WHAT YOU ARE ASKED TO DO -> Go through the lines below and copy each one that holds the string "name".

DATA SUPPLIED ->
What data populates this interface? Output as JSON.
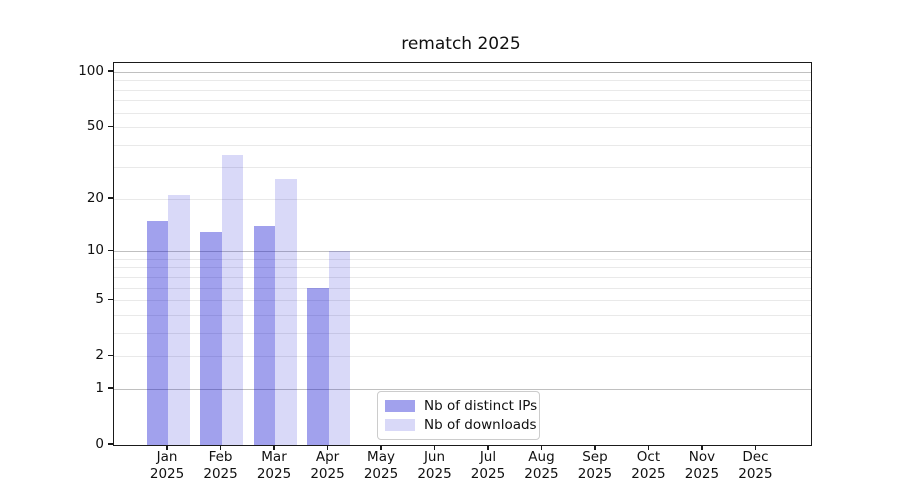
{
  "chart_data": {
    "type": "bar",
    "title": "rematch 2025",
    "categories": [
      "Jan",
      "Feb",
      "Mar",
      "Apr",
      "May",
      "Jun",
      "Jul",
      "Aug",
      "Sep",
      "Oct",
      "Nov",
      "Dec"
    ],
    "category_year": "2025",
    "series": [
      {
        "name": "Nb of distinct IPs",
        "color": "rgba(0,0,205,0.37)",
        "values": [
          15,
          13,
          14,
          6,
          0,
          0,
          0,
          0,
          0,
          0,
          0,
          0
        ]
      },
      {
        "name": "Nb of downloads",
        "color": "rgba(0,0,205,0.15)",
        "values": [
          21,
          35,
          26,
          10,
          0,
          0,
          0,
          0,
          0,
          0,
          0,
          0
        ]
      }
    ],
    "yaxis": {
      "scale": "log1p",
      "tick_labels": [
        0,
        1,
        2,
        5,
        10,
        20,
        50,
        100
      ],
      "major_gridlines": [
        1,
        10,
        100
      ],
      "minor_gridlines": [
        2,
        3,
        4,
        5,
        6,
        7,
        8,
        9,
        20,
        30,
        40,
        50,
        60,
        70,
        80,
        90
      ],
      "ylim": [
        0,
        112
      ]
    },
    "legend": {
      "position": "lower center"
    },
    "grid": true
  }
}
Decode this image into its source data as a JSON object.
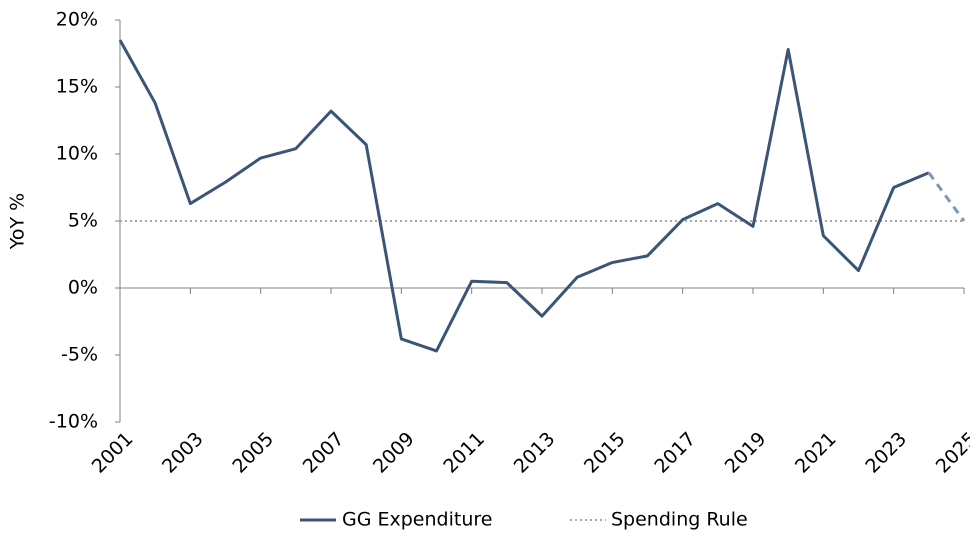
{
  "chart_data": {
    "type": "line",
    "y_label": "YoY %",
    "x": [
      2001,
      2002,
      2003,
      2004,
      2005,
      2006,
      2007,
      2008,
      2009,
      2010,
      2011,
      2012,
      2013,
      2014,
      2015,
      2016,
      2017,
      2018,
      2019,
      2020,
      2021,
      2022,
      2023,
      2024,
      2025
    ],
    "series": [
      {
        "name": "GG Expenditure",
        "color": "#3b5576",
        "forecast_color": "#7f97b5",
        "dashed_from_x": 2024,
        "values": [
          18.5,
          13.8,
          6.3,
          7.9,
          9.7,
          10.4,
          13.2,
          10.7,
          -3.8,
          -4.7,
          0.5,
          0.4,
          -2.1,
          0.8,
          1.9,
          2.4,
          5.1,
          6.3,
          4.6,
          17.8,
          3.9,
          1.3,
          7.5,
          8.6,
          5.0
        ]
      }
    ],
    "reference_lines": [
      {
        "name": "Spending Rule",
        "value": 5,
        "color": "#a6a6a6",
        "style": "dotted"
      }
    ],
    "xlim": [
      2001,
      2025
    ],
    "xticks": [
      2001,
      2003,
      2005,
      2007,
      2009,
      2011,
      2013,
      2015,
      2017,
      2019,
      2021,
      2023,
      2025
    ],
    "ylim": [
      -10,
      20
    ],
    "yticks": [
      {
        "value": -10,
        "label": "-10%"
      },
      {
        "value": -5,
        "label": "-5%"
      },
      {
        "value": 0,
        "label": "0%"
      },
      {
        "value": 5,
        "label": "5%"
      },
      {
        "value": 10,
        "label": "10%"
      },
      {
        "value": 15,
        "label": "15%"
      },
      {
        "value": 20,
        "label": "20%"
      }
    ],
    "grid": false,
    "legend": "bottom"
  }
}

THE REPLY ->
        "name": "Nb of distinct IPs",
        "name": "Nb of downloads",
        "name": "GG Expenditure",
        "name": "Spending Rule",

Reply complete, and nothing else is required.